### EXERCICES:
(a) Dans l'homélie du premier dimanche de l'Avent, à quels Apôtres Jésus adresse-t-il le long discours appelé « Petite Apocalypse » ?
(b) Reprenez l'homélie du premier dimanche de l'Avent après sa dernière phrase et poursuivez-la.

### DOCUMENT SOURCE:

* * * * *

Dimanche 30 novembre 2008 - 1er dimanche de l’Avent B - Entrée en catéchuménat d’enfants du catéchisme et de jeunes de l’Aumônerie

Ce n’est pas étonnant qu’il frappe doucement

Isaïe 63,16b-17.19b ;64,2b-7 - Psaume 79,2-3.15-16.18-19 - 1 Corinthiens 1,3-9 - Marc 13,33-37
dimanche 30 novembre 2008.
 

Ce n’est pas étonnant qu’il frappe doucement. Certains frappent lourdement, d’autres avec impatience ou encore de façon impérieuse. Les timides ne frappent qu’à peine, comme s’ils voulaient ne pas être entendus. Mais lui frappe autrement, avec autant de force que de douceur, comme une parole s’impose au cœur et à l’esprit par sa bonté et sa vérité.

Le maître de l’évangile d’aujourd’hui viendra frapper à la porte de chez lui au retour de son voyage. Trouvera-t-il la maison endormie, comme si elle l’avait oublié depuis le temps, ou bien prévenante et joyeuse, empressée de lui ouvrir et de l’accueillir de tout son cœur ?

Le maître, c’est Jésus, la maison, c’est l’Église. Le Fils de Dieu est venu dans la chair, il a fait le bien, il est mort pour nous, il a été ressuscité et enlevé au ciel, il reviendra dans la gloire. « Quand le Fils de l’homme reviendra, trouvera-t-il encore la foi sur la terre ? », demande Jésus ailleurs dans l’évangile. Veiller, pour l’Église, c’est demeurer dans la foi ferme, l’espérance joyeuse et la charité constante, jusqu’à la fin du monde.

Il s’agit en effet de la fin du monde. Vous avez entendu au début de l’évangile : « Jésus parlait à ses disciples de sa venue. » Mais ce début, ajouté par la traduction liturgique, est vague. En fait, au début du chapitre, Jésus sort du Temple dont il annonce la destruction à ceux qui l’admirent. Alors Pierre, Jacques, Jean et André le prennent à part et lui demande quand cela arrivera. C’est alors précisément à ces quatre Apôtres éminents que le seigneur tient un long discours, appelé parfois « Petite Apocalypse », dans lequel il annonce toutes sortes de catastrophes : guerres, tremblements de terre, famines, persécutions, sacrilèges, détresse inouïe, faux messies, extinction du soleil et chute des étoiles, et pour finir la venue du Fils de l’homme sur les nuées. Puis, sans transition, il évoque le figuier dont les branches deviennent tendres et conclut par l’exhortation à la vigilance que nous venons d’entendre. Vous le savez, la fin du monde terrifiante viendra. Mais elle ne s’abattra pas comme un fléau sur ceux qui auront désiré sa venue.

* * * * *

### DONNÉES EXTRAITES:
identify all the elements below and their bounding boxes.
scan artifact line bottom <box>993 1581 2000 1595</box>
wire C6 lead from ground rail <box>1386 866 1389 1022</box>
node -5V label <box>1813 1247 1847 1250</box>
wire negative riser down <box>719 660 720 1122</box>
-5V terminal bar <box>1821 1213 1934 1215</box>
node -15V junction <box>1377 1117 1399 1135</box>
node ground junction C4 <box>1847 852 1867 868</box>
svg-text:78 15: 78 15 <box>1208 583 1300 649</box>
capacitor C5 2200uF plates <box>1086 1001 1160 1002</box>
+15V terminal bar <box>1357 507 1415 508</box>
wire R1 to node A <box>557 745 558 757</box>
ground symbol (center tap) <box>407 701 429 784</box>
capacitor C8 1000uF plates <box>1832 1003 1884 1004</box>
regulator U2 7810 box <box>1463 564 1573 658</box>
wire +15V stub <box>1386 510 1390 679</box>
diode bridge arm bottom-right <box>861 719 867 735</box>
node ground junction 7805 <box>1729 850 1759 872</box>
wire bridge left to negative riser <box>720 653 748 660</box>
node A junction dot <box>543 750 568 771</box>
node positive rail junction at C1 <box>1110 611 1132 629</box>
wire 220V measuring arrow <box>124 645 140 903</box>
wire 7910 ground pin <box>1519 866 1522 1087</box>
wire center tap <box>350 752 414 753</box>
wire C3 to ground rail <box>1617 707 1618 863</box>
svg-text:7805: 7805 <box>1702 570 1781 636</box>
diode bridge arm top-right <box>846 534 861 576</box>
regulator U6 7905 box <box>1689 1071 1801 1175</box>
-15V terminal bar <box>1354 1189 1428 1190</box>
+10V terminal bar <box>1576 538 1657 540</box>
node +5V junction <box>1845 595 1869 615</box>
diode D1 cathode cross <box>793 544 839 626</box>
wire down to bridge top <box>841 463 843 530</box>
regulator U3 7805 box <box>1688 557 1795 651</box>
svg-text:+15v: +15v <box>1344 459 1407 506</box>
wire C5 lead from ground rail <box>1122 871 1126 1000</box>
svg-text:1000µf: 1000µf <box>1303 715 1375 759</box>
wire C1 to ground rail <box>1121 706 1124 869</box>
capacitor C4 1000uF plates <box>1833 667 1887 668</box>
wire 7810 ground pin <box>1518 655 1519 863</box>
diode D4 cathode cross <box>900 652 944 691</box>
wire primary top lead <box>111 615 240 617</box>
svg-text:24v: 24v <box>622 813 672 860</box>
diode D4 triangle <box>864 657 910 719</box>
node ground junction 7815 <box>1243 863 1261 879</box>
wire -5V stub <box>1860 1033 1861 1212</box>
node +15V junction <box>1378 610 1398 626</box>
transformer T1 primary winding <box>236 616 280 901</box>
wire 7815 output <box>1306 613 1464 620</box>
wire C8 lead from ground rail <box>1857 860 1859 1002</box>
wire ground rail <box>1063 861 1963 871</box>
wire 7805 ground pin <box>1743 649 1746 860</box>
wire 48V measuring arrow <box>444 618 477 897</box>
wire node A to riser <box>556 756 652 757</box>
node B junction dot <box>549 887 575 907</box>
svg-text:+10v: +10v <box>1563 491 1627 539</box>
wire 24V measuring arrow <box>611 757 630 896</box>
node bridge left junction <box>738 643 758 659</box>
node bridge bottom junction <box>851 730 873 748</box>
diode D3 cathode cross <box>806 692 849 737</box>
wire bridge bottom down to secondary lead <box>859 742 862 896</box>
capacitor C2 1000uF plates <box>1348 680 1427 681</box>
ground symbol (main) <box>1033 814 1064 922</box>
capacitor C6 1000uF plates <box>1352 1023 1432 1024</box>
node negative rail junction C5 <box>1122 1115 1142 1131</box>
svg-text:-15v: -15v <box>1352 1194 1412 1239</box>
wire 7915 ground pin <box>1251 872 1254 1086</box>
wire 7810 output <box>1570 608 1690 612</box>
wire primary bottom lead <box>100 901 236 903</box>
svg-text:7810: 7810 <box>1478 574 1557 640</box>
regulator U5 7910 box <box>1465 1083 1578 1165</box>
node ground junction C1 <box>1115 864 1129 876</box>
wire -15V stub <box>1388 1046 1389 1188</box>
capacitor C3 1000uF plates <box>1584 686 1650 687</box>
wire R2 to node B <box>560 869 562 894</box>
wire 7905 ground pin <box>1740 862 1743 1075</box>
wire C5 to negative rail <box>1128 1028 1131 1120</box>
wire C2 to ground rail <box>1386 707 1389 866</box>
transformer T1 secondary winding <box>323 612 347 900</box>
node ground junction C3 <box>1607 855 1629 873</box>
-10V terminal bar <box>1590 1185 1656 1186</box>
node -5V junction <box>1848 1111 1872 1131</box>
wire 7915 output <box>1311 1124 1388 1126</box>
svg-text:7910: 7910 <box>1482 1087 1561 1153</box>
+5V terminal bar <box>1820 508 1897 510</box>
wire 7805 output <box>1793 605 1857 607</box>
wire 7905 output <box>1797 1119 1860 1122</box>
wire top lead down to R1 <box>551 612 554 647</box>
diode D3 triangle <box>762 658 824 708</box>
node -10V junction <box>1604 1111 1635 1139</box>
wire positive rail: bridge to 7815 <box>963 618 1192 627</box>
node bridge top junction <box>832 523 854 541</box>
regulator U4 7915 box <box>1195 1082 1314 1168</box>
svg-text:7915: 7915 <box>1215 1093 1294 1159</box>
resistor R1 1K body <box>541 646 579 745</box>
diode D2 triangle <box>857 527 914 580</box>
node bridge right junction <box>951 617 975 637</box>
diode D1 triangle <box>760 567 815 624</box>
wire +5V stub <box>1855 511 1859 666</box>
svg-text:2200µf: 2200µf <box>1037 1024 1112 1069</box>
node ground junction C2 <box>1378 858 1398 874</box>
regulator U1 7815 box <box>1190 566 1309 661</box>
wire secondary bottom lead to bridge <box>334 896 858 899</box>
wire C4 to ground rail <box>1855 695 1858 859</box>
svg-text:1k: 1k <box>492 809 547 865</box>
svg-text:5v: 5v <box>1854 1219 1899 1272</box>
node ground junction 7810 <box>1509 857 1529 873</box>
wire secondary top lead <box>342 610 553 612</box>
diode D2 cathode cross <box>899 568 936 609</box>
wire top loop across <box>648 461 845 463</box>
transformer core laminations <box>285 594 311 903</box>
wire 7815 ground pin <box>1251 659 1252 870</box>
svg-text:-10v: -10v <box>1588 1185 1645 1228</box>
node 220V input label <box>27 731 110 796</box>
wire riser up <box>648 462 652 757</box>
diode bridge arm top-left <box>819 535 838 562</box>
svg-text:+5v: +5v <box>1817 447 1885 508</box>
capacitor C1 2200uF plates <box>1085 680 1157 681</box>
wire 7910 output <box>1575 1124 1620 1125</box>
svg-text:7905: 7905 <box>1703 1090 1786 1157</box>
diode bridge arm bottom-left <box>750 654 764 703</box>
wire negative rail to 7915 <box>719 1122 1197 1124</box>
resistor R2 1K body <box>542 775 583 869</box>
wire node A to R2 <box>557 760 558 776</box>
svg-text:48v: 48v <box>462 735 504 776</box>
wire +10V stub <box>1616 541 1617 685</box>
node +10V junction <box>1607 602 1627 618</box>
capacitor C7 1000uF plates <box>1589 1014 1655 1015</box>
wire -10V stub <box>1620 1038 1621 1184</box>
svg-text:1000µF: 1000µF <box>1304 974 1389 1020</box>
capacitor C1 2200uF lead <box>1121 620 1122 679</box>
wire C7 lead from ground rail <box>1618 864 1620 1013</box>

* * * * *

### CORRIGÉS:
(a) À Pierre, Jacques, Jean et André.

(b)
S’agit-il seulement d’un événement futur sans doute lointain ? Pas du tout. La messe rend le sacrifice de Jésus sur la croix présent à notre temps, elle anticipe aussi la fin du monde. Car à la fin, le Christ atteindra la plénitude de sa stature, et dès maintenant il grandit vers cette plénitude. Comment ? Par exemple lorsque des enfants et des jeunes s’ouvrent à la foi et se mettent en route vers le baptême, comme aujourd’hui, en entrant dans l’Église. Toute la mission de l’Église consiste à ouvrir la porte au Seigneur qui vient. Vous ouvrez votre cœur, nous l’ouvrons avec vous et pour vous, de façon que le Christ se forme en vous, venant de ce fait dans le monde. Les responsables ecclésiaux, pasteurs et laïcs, agissent, selon le travail qui a été fixé à chacun aussi bien qu’ensemble réunis en collèges ou conseils divers. Ainsi le portier veille.

Si le Seigneur frappe avec autant de force que de douceur, c’est parce qu’il est le bien-aimé venant à la rencontre de l’aimée. Il est juste et bon que son amour irrésistible vous bouleverse et vous établisse dans la charité merveilleuse de l’Église maintenant et pour toujours, par-delà la fin du monde.